DOCUMENT EXTRACT:
My friend Breck Crystal and I studied Ötzi’s possessions in great detail as we prepared to embark on an all-primitive walk. We didn’t necessarily want to emulate him, but we did want to show ourselves that we could create tools and supplies like our most ancient ancestors and walk into the wilderness and survive.

Our primitive tool search led us to Ishi, who was considered the last Stone Age American man. He was the last surviving member of the Yahi, a group that was part of the Native American Yana people in California. After living nearly all of his life with no connection to modern society, Ishi emerged in 1911. It turned out that after his entire people were massacred, he had lived completely alone for three years.

Ishi allowed anthropologists and archaeologists to document his way of life, and the methods he had used to survive. After his tribe died, he burned off all his hair in mourning. He fended for himself for years, but with no tribe to back him up, that lifestyle took a toll. He was actually caught stealing eggs, which forced him to come out of the wilderness.

PROBLEM A: In the entries, from the line containing "- bullet-parameter-passing: Parameter" through the line containing "- call-by-value-text: Call", inclusive, switch "footer" to "bottom" wherever it occurs, and write those lines out again with everything else unchanged.
The Ishi passage and the entries that follow it come from unrelated sources.

INFORMATION GIVEN:
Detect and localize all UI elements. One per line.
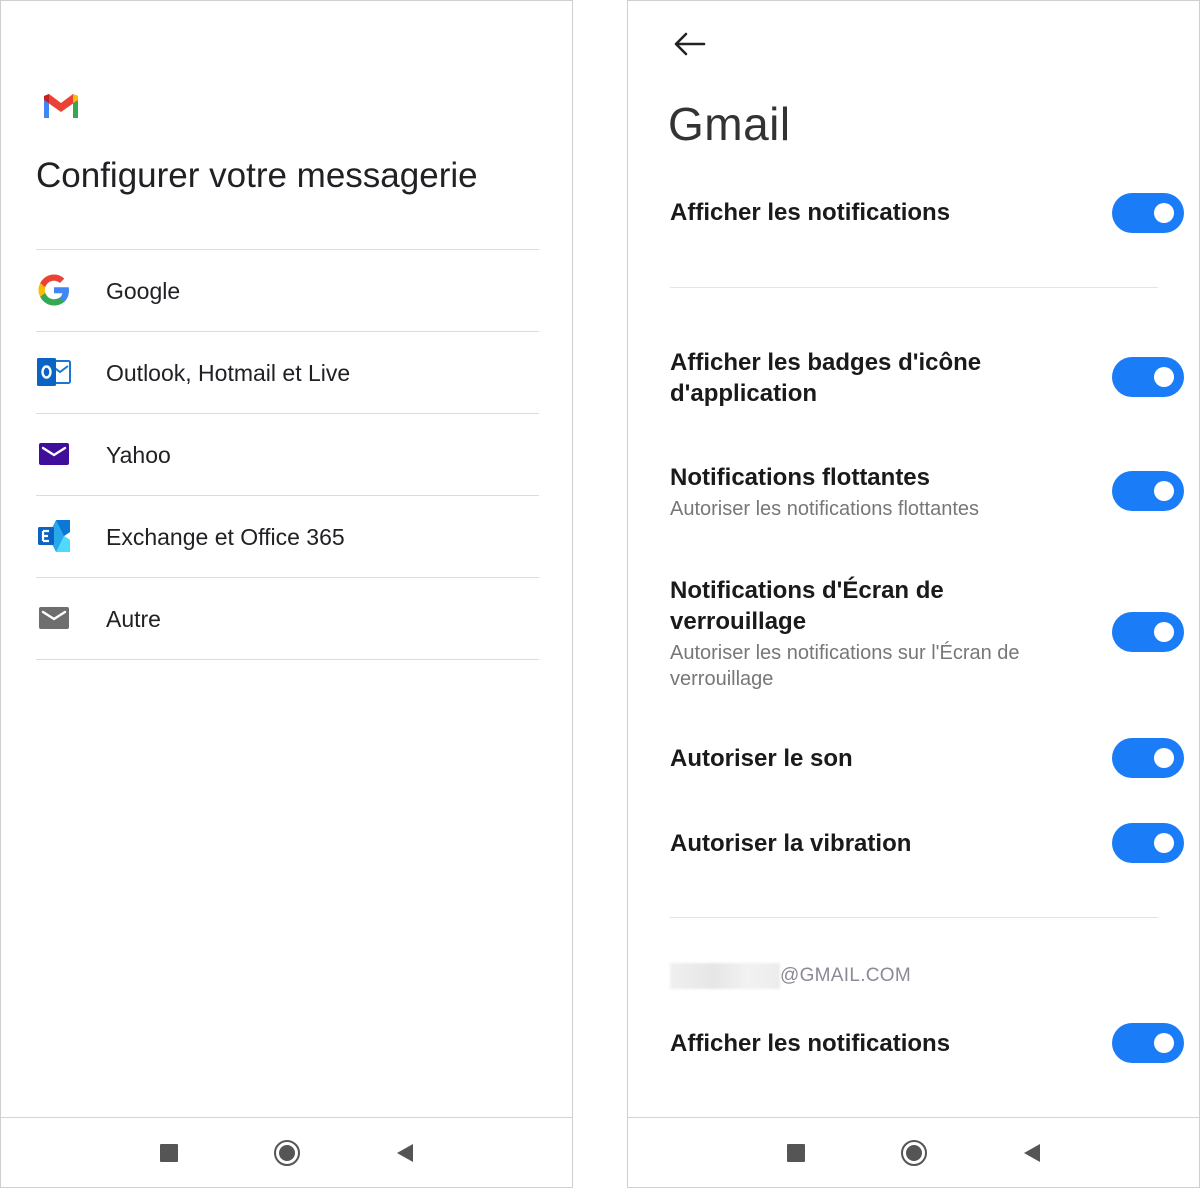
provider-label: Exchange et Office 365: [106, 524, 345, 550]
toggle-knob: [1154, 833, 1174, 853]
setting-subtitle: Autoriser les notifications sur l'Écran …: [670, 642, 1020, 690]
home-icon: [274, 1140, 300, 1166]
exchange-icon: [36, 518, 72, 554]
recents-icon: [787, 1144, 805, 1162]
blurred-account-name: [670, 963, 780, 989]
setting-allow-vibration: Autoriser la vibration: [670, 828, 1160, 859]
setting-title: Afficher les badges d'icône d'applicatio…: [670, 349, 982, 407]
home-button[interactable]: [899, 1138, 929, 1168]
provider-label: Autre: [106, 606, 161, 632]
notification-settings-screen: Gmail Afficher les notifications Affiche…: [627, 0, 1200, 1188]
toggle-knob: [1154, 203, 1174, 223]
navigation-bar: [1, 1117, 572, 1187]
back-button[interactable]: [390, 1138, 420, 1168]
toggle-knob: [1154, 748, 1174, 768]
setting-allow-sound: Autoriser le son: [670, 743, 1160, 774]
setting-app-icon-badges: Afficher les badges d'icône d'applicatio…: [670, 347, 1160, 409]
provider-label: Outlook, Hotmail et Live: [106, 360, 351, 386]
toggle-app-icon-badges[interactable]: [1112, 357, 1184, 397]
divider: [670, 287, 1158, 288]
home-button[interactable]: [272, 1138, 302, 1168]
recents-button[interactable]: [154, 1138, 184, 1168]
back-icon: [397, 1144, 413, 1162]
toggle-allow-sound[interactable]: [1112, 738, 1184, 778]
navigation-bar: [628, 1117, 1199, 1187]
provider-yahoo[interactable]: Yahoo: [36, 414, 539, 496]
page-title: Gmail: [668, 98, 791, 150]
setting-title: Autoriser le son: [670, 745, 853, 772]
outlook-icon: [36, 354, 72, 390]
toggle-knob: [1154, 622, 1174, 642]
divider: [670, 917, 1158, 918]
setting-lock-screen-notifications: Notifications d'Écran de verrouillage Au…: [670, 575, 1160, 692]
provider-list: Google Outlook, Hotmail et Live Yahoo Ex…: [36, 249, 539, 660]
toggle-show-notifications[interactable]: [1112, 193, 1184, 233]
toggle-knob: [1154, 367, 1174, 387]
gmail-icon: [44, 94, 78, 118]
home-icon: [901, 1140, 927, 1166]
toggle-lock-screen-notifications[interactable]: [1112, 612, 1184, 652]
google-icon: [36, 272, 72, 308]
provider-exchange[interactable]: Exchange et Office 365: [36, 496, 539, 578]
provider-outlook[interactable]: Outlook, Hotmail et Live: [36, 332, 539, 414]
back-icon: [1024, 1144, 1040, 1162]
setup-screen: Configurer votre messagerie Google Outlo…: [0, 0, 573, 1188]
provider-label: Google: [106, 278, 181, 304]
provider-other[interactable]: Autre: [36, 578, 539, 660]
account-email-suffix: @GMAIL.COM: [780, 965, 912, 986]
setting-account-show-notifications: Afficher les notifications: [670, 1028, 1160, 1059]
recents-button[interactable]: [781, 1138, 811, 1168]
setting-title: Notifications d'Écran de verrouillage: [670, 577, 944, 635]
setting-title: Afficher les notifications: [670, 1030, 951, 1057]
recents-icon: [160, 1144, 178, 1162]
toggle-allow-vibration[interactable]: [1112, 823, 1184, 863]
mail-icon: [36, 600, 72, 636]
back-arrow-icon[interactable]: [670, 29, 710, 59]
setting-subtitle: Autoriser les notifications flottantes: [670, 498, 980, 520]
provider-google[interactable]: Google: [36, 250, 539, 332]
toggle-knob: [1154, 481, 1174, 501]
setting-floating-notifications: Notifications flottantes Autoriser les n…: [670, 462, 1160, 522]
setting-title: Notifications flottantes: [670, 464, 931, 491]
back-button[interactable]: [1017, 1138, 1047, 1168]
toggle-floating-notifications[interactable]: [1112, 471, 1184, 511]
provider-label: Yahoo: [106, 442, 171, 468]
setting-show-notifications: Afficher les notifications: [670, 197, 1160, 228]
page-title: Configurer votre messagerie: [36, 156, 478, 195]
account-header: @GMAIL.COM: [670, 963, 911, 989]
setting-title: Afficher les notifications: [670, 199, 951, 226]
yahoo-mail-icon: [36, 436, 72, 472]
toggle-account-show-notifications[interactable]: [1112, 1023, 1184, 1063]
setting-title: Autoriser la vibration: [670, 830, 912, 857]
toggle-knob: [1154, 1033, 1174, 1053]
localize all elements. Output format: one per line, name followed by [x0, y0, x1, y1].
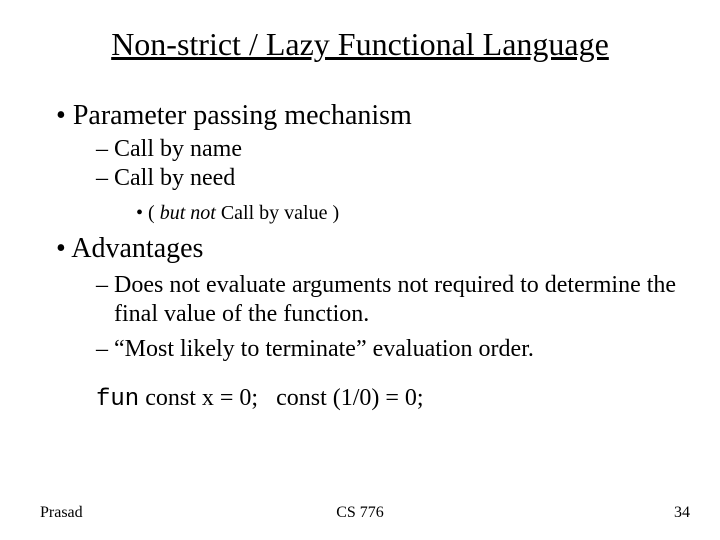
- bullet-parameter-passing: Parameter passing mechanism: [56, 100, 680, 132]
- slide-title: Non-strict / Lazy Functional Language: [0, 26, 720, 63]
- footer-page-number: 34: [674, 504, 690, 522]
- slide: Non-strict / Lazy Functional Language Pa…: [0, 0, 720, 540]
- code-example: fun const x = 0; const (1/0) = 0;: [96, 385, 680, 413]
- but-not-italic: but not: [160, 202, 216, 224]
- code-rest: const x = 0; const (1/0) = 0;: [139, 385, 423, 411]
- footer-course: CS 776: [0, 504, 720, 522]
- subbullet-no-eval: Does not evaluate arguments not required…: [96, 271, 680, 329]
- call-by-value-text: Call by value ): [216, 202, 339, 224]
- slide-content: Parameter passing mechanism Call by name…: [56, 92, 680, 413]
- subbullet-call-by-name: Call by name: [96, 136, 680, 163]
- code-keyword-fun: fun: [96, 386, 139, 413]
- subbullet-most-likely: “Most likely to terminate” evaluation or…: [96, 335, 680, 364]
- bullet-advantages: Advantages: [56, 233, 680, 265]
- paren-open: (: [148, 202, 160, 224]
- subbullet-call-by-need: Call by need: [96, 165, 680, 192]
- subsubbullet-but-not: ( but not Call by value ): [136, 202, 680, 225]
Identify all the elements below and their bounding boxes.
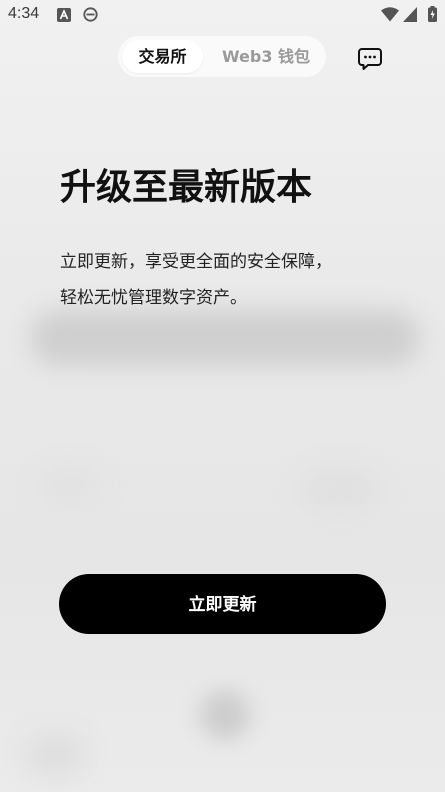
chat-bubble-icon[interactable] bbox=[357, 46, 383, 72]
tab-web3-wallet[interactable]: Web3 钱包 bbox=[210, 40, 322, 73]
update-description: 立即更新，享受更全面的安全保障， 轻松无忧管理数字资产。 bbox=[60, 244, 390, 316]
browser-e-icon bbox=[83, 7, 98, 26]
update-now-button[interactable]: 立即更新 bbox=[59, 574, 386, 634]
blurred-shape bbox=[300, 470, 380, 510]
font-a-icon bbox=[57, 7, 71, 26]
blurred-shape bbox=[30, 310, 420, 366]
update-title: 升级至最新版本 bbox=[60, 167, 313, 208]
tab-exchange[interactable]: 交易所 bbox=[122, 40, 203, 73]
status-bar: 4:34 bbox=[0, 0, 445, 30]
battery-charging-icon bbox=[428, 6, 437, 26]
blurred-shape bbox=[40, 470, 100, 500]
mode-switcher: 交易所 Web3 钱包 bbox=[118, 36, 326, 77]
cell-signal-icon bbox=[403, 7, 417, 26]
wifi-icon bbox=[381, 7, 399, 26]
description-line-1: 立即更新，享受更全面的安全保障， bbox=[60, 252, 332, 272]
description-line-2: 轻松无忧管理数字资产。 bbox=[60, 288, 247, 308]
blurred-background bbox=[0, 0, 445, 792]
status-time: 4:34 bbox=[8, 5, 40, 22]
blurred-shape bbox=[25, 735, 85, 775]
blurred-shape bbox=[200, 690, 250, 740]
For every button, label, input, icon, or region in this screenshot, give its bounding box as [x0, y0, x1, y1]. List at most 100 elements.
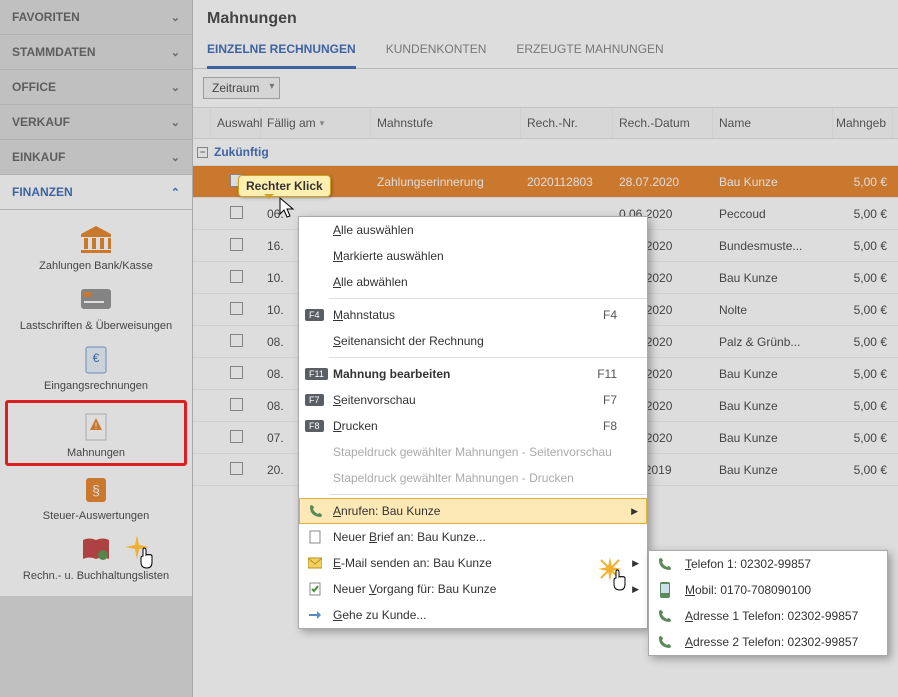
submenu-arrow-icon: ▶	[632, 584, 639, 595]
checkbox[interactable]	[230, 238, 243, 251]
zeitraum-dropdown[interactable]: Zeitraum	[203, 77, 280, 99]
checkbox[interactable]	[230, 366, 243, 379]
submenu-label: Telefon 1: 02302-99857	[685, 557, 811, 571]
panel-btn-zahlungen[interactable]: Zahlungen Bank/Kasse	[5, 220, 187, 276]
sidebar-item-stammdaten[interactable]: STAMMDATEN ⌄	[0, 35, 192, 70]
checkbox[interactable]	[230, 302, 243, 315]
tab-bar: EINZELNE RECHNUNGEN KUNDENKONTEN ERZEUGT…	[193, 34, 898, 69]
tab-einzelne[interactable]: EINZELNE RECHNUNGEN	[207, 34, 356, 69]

PROBLEM B: List every individual person named in the Ishi passage.

REPLY A:
- bullet-parameter-passing: Parameter passing mechanism: [56, 100, 680, 132]
- slide-title: Non-strict / Lazy Functional Language: [0, 26, 720, 63]
- bottom-page-number: 34: [674, 504, 690, 522]
- slide: Non-strict / Lazy Functional Language Pa…: [0, 0, 720, 540]
- code-example: fun const x = 0; const (1/0) = 0;: [96, 385, 680, 413]
- but-not-italic: but not: [160, 202, 216, 224]
- code-rest: const x = 0; const (1/0) = 0;: [139, 385, 423, 411]
- bottom-course: CS 776: [0, 504, 720, 522]
- subbullet-no-eval: Does not evaluate arguments not required…: [96, 271, 680, 329]
- call-by-value-text: Call by value ): [216, 202, 339, 224]

REPLY B: Breck Crystal, Ötzi, Ishi